Given problem: Check each line of the data for "JSON" and select those that have it.

Extracted information:
——————
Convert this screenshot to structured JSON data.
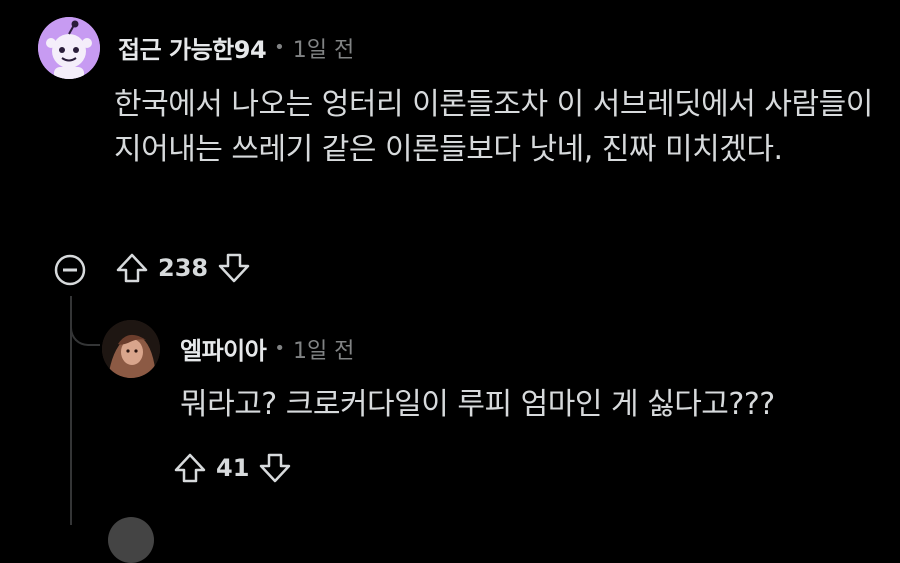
{
  "comment": {
    "username": "접근 가능한94",
    "separator": "•",
    "time": "1일 전",
    "body": "한국에서 나오는 엉터리 이론들조차 이 서브레딧에서 사람들이 지어내는 쓰레기 같은 이론들보다 낫네, 진짜 미치겠다.",
    "vote_count": "238",
    "avatar_icon": "snoo-avatar-icon",
    "avatar_color": "#c79bf2"
  },
  "reply": {
    "username": "엘파이아",
    "separator": "•",
    "time": "1일 전",
    "body": "뭐라고? 크로커다일이 루피 엄마인 게 싫다고???",
    "vote_count": "41",
    "avatar_icon": "anime-character-avatar-icon"
  },
  "icons": {
    "collapse": "minus-circle-icon",
    "upvote": "arrow-up-icon",
    "downvote": "arrow-down-icon"
  }
}
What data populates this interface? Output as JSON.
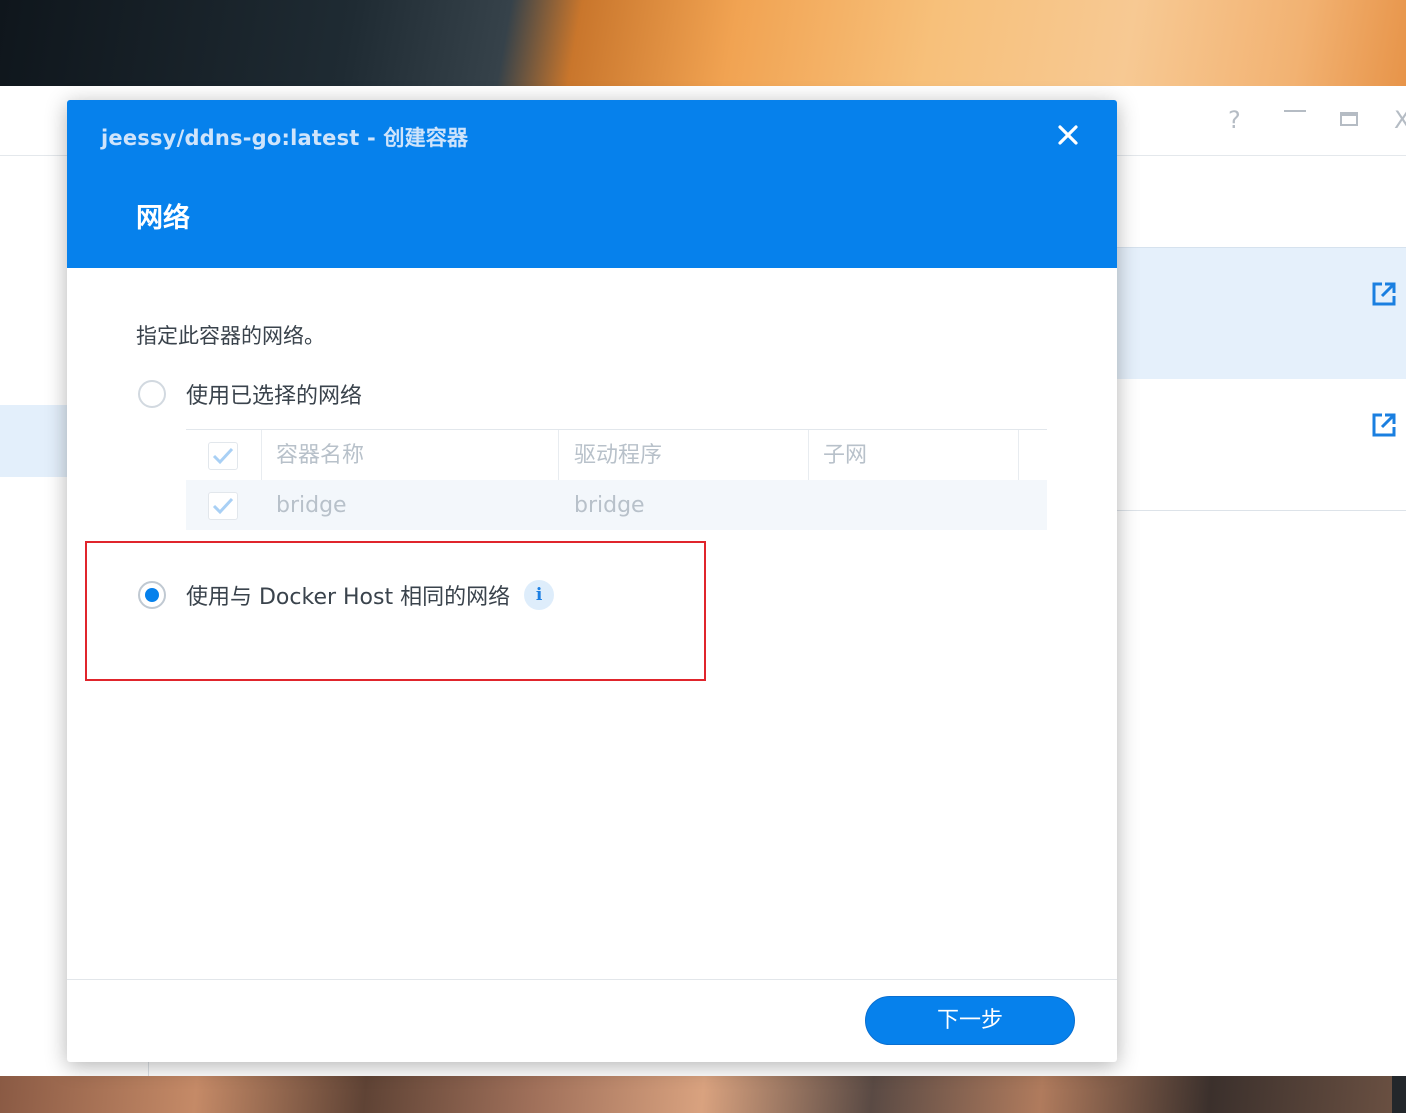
{
  "dialog": {
    "title": "jeessy/ddns-go:latest - 创建容器",
    "step_title": "网络",
    "description": "指定此容器的网络。",
    "option_selected_network": "使用已选择的网络",
    "option_host_network": "使用与 Docker Host 相同的网络",
    "selected_option": "host",
    "info_icon": "i",
    "network_table": {
      "columns": [
        "容器名称",
        "驱动程序",
        "子网"
      ],
      "rows": [
        {
          "checked": true,
          "name": "bridge",
          "driver": "bridge",
          "subnet": ""
        }
      ],
      "header_checked": true
    },
    "next_button": "下一步"
  },
  "background_window": {
    "controls": {
      "help": "?",
      "close": "X"
    }
  },
  "colors": {
    "accent": "#0681ec",
    "highlight": "#e0252c"
  },
  "icons": [
    "close-icon",
    "info-icon",
    "checkmark-icon",
    "open-external-icon",
    "help-icon",
    "minimize-icon",
    "maximize-icon"
  ]
}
——————
Written reply:
Convert this screenshot to structured JSON data.
What data populates this interface? Output as JSON.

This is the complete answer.